_Provided data_
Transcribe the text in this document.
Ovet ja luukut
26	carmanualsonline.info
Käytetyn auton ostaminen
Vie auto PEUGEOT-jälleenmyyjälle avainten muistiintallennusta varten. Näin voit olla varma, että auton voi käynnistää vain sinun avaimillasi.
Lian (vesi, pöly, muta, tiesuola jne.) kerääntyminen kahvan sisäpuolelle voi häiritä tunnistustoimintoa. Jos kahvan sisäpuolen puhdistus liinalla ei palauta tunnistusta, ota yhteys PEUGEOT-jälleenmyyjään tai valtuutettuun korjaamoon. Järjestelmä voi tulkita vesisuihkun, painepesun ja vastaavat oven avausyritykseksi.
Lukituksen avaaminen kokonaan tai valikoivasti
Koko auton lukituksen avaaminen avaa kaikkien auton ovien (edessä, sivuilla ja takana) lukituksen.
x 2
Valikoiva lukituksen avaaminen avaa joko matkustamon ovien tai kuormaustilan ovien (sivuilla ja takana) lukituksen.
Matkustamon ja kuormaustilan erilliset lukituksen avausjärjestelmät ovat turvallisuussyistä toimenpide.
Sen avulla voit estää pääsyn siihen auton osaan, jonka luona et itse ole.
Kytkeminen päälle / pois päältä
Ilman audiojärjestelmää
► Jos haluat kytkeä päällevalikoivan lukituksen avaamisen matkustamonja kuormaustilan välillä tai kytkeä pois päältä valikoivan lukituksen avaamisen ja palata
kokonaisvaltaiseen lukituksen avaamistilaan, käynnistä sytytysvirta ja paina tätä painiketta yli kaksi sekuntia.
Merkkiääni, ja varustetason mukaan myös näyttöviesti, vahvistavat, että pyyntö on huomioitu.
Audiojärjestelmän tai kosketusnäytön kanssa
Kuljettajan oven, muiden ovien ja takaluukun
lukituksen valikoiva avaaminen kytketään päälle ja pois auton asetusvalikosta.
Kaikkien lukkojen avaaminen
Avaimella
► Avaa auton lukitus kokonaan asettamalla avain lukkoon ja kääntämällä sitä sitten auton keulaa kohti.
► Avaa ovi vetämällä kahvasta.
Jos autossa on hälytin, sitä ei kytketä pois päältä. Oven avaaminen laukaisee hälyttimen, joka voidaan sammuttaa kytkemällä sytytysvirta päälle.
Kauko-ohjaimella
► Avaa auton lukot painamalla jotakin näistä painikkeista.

_Exercise objective_
Repeat all the entries word for word.

_Output below_
Transcribe the text in this document.
Ovet ja luukut
26	carmanualsonline.info
Käytetyn auton ostaminen
Vie auto PEUGEOT-jälleenmyyjälle avainten muistiintallennusta varten. Näin voit olla varma, että auton voi käynnistää vain sinun avaimillasi.
Lian (vesi, pöly, muta, tiesuola jne.) kerääntyminen kahvan sisäpuolelle voi häiritä tunnistustoimintoa. Jos kahvan sisäpuolen puhdistus liinalla ei palauta tunnistusta, ota yhteys PEUGEOT-jälleenmyyjään tai valtuutettuun korjaamoon. Järjestelmä voi tulkita vesisuihkun, painepesun ja vastaavat oven avausyritykseksi.
Lukituksen avaaminen kokonaan tai valikoivasti
Koko auton lukituksen avaaminen avaa kaikkien auton ovien (edessä, sivuilla ja takana) lukituksen.
x 2
Valikoiva lukituksen avaaminen avaa joko matkustamon ovien tai kuormaustilan ovien (sivuilla ja takana) lukituksen.
Matkustamon ja kuormaustilan erilliset lukituksen avausjärjestelmät ovat turvallisuussyistä toimenpide.
Sen avulla voit estää pääsyn siihen auton osaan, jonka luona et itse ole.
Kytkeminen päälle / pois päältä
Ilman audiojärjestelmää
► Jos haluat kytkeä päällevalikoivan lukituksen avaamisen matkustamonja kuormaustilan välillä tai kytkeä pois päältä valikoivan lukituksen avaamisen ja palata
kokonaisvaltaiseen lukituksen avaamistilaan, käynnistä sytytysvirta ja paina tätä painiketta yli kaksi sekuntia.
Merkkiääni, ja varustetason mukaan myös näyttöviesti, vahvistavat, että pyyntö on huomioitu.
Audiojärjestelmän tai kosketusnäytön kanssa
Kuljettajan oven, muiden ovien ja takaluukun
lukituksen valikoiva avaaminen kytketään päälle ja pois auton asetusvalikosta.
Kaikkien lukkojen avaaminen
Avaimella
► Avaa auton lukitus kokonaan asettamalla avain lukkoon ja kääntämällä sitä sitten auton keulaa kohti.
► Avaa ovi vetämällä kahvasta.
Jos autossa on hälytin, sitä ei kytketä pois päältä. Oven avaaminen laukaisee hälyttimen, joka voidaan sammuttaa kytkemällä sytytysvirta päälle.
Kauko-ohjaimella
► Avaa auton lukot painamalla jotakin näistä painikkeista.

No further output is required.